| Set task |
From the entries below, gather every line containing the string "title".

| Data for processing |
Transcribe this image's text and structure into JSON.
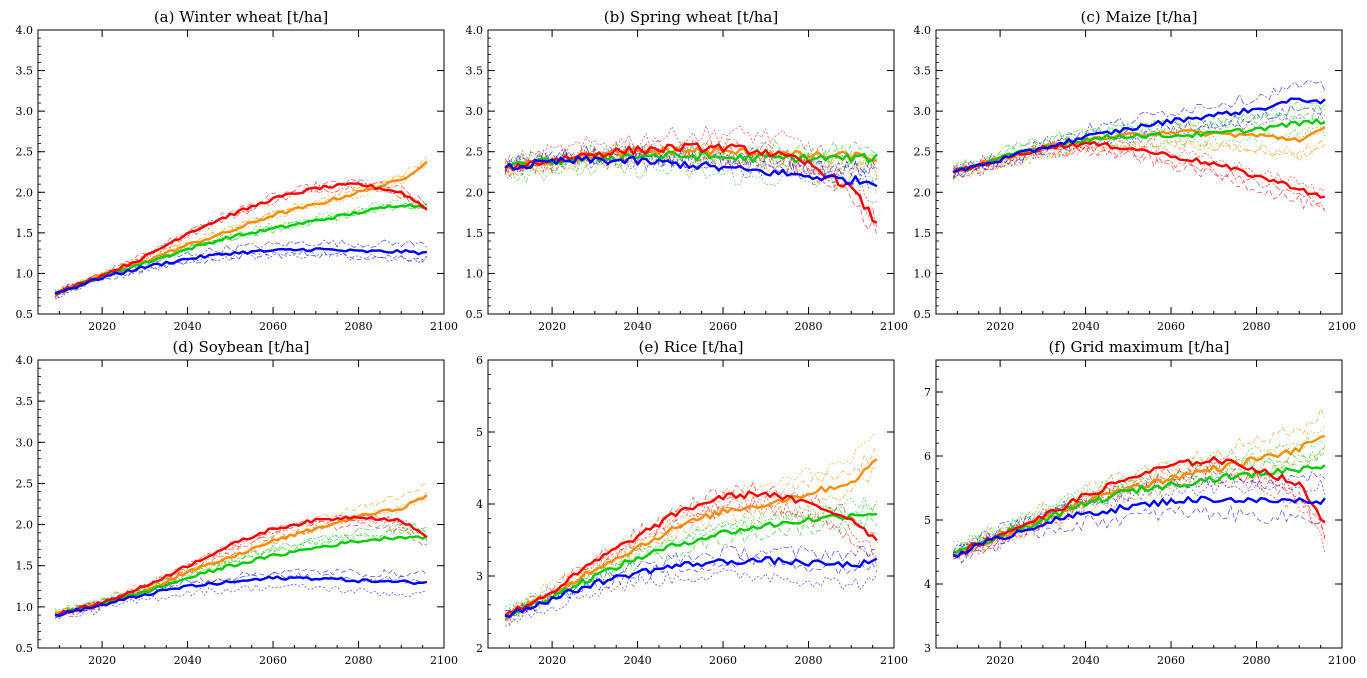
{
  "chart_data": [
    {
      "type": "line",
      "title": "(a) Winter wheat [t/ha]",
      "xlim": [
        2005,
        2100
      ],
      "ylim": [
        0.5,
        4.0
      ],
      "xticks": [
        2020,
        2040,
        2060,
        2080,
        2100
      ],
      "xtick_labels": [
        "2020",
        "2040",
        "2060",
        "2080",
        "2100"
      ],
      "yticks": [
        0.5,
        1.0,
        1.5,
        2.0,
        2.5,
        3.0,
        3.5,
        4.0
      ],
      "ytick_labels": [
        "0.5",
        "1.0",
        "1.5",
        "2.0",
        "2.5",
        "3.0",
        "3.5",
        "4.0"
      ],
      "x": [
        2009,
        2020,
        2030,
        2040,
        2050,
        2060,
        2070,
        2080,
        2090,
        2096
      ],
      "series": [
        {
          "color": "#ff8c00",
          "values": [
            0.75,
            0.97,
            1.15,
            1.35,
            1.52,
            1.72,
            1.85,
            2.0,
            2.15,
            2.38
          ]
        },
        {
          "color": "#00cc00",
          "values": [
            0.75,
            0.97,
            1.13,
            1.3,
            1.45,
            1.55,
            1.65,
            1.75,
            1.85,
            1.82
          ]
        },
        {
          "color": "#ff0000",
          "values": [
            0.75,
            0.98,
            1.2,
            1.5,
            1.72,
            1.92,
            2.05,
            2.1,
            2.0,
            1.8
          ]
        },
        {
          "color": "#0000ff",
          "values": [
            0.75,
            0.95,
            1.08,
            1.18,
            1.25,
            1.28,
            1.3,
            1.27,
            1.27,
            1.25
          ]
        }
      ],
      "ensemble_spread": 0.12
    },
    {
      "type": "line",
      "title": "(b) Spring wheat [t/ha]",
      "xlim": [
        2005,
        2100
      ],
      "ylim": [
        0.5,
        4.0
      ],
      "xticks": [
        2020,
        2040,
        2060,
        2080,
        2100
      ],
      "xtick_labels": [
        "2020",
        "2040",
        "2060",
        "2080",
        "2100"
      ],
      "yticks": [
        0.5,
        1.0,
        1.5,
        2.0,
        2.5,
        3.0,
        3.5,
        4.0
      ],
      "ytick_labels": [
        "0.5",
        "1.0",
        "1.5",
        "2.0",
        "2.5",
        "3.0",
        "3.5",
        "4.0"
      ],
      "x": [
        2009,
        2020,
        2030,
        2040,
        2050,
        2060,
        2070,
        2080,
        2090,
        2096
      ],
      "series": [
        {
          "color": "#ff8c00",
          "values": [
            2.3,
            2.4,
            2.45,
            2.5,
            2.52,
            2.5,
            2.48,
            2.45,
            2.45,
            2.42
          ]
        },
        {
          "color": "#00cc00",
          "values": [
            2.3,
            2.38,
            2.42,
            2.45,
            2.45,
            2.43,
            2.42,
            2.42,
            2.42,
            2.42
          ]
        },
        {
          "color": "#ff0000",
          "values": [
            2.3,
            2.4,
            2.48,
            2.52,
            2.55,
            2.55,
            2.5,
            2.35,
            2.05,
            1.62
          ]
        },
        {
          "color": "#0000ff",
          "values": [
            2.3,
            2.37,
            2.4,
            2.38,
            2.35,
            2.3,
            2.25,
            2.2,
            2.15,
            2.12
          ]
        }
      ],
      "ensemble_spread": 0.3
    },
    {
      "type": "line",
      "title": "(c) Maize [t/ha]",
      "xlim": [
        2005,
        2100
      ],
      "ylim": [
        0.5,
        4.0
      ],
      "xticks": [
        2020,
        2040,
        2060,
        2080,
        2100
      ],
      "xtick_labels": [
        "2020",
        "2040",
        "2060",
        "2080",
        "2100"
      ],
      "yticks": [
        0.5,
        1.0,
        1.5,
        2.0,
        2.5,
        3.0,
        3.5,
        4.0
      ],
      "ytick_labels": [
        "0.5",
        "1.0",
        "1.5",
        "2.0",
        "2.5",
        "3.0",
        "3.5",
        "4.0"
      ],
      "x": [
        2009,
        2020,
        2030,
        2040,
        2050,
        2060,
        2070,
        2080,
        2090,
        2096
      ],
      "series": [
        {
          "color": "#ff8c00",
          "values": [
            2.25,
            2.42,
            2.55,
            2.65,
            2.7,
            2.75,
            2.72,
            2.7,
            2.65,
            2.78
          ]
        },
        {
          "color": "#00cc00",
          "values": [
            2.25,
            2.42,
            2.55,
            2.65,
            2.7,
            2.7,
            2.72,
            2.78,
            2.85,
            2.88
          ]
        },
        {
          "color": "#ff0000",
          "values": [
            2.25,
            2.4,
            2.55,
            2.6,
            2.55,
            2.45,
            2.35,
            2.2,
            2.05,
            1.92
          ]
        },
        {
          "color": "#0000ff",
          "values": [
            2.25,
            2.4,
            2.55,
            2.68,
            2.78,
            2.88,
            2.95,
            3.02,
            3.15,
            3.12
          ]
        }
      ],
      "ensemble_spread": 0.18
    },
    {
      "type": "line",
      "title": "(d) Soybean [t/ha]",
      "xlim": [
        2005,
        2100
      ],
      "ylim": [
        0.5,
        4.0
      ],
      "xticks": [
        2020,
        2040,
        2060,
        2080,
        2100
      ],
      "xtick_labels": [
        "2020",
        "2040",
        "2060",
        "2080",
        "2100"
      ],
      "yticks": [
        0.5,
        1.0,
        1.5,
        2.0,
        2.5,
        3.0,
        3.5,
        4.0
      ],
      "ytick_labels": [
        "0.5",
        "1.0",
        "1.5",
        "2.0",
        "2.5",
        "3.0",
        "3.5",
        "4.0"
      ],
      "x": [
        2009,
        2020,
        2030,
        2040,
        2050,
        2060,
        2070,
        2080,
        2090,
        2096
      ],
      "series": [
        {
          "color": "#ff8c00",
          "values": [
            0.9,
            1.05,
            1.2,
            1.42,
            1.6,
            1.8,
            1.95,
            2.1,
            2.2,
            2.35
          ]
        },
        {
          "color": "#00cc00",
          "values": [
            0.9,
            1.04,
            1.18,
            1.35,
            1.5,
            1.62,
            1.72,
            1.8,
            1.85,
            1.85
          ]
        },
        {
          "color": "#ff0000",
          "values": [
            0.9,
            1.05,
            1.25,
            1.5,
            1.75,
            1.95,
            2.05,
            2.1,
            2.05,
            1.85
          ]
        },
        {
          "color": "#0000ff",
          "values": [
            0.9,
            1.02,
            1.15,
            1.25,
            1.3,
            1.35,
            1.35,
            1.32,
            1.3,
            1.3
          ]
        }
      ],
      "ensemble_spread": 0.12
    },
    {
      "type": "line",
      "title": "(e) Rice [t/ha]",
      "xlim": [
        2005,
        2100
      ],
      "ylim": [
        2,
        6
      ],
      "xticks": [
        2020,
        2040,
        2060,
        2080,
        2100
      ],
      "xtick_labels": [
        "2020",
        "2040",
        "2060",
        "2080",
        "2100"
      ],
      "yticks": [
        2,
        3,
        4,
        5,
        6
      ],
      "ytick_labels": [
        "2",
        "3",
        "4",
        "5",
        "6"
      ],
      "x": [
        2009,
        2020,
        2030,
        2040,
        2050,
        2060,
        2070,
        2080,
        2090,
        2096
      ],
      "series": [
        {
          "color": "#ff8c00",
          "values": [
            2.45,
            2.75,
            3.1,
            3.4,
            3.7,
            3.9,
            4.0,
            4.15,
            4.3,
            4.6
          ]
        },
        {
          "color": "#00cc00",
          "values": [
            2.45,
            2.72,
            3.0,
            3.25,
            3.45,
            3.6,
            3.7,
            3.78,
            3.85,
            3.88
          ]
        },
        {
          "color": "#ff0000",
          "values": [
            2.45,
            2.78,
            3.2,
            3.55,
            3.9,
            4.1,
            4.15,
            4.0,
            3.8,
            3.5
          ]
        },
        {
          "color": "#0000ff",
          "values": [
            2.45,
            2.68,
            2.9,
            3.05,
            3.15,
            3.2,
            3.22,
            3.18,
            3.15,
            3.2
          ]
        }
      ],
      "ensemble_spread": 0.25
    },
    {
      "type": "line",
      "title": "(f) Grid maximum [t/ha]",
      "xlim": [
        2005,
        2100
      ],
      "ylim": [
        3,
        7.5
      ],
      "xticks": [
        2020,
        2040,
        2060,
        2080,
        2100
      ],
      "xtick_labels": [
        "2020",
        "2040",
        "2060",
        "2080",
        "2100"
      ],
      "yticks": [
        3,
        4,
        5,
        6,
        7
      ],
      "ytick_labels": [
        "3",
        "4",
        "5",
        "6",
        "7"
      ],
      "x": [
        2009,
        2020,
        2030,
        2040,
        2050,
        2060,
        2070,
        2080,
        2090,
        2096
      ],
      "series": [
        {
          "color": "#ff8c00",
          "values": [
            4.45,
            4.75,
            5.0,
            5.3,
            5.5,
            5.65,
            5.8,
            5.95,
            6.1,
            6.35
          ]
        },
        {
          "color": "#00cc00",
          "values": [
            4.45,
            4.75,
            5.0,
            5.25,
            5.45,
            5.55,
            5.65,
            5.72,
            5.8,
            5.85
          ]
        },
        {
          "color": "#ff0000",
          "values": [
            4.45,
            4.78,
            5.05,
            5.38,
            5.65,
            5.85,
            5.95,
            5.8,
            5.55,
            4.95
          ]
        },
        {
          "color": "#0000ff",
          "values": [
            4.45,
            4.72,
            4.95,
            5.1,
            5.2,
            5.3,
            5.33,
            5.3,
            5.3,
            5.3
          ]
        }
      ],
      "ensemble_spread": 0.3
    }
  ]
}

| Solution for this exercise |
      "title": "(a) Winter wheat [t/ha]",
      "title": "(b) Spring wheat [t/ha]",
      "title": "(c) Maize [t/ha]",
      "title": "(d) Soybean [t/ha]",
      "title": "(e) Rice [t/ha]",
      "title": "(f) Grid maximum [t/ha]",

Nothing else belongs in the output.